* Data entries
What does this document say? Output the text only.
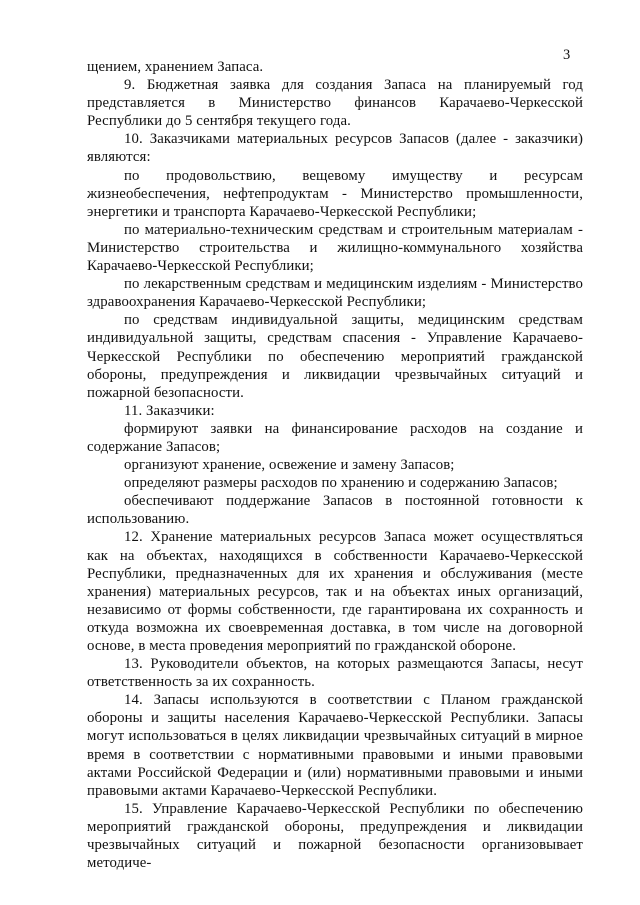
3

щением, хранением Запаса.

9. Бюджетная заявка для создания Запаса на планируемый год представляется в Министерство финансов Карачаево-Черкесской Республики до 5 сентября текущего года.

10. Заказчиками материальных ресурсов Запасов (далее - заказчики) являются:

по продовольствию, вещевому имуществу и ресурсам жизнеобеспечения, нефтепродуктам - Министерство промышленности, энергетики и транспорта Карачаево-Черкесской Республики;

по материально-техническим средствам и строительным материалам - Министерство строительства и жилищно-коммунального хозяйства Карачаево-Черкесской Республики;

по лекарственным средствам и медицинским изделиям - Министерство здравоохранения Карачаево-Черкесской Республики;

по средствам индивидуальной защиты, медицинским средствам индивидуальной защиты, средствам спасения - Управление Карачаево-Черкесской Республики по обеспечению мероприятий гражданской обороны, предупреждения и ликвидации чрезвычайных ситуаций и пожарной безопасности.

11. Заказчики:

формируют заявки на финансирование расходов на создание и содержание Запасов;

организуют хранение, освежение и замену Запасов;

определяют размеры расходов по хранению и содержанию Запасов;

обеспечивают поддержание Запасов в постоянной готовности к использованию.

12. Хранение материальных ресурсов Запаса может осуществляться как на объектах, находящихся в собственности Карачаево-Черкесской Республики, предназначенных для их хранения и обслуживания (месте хранения) материальных ресурсов, так и на объектах иных организаций, независимо от формы собственности, где гарантирована их сохранность и откуда возможна их своевременная доставка, в том числе на договорной основе, в места проведения мероприятий по гражданской обороне.

13. Руководители объектов, на которых размещаются Запасы, несут ответственность за их сохранность.

14. Запасы используются в соответствии с Планом гражданской обороны и защиты населения Карачаево-Черкесской Республики. Запасы могут использоваться в целях ликвидации чрезвычайных ситуаций в мирное время в соответствии с нормативными правовыми и иными правовыми актами Российской Федерации и (или) нормативными правовыми и иными правовыми актами Карачаево-Черкесской Республики.

15. Управление Карачаево-Черкесской Республики по обеспечению мероприятий гражданской обороны, предупреждения и ликвидации чрезвычайных ситуаций и пожарной безопасности организовывает методиче-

* What to work on
Find all the lines containing "Запасов" in the material, then copy them.

* Reply
10. Заказчиками материальных ресурсов Запасов (далее - заказчики) являются:
формируют заявки на финансирование расходов на создание и содержание Запасов;
организуют хранение, освежение и замену Запасов;
определяют размеры расходов по хранению и содержанию Запасов;
обеспечивают поддержание Запасов в постоянной готовности к использованию.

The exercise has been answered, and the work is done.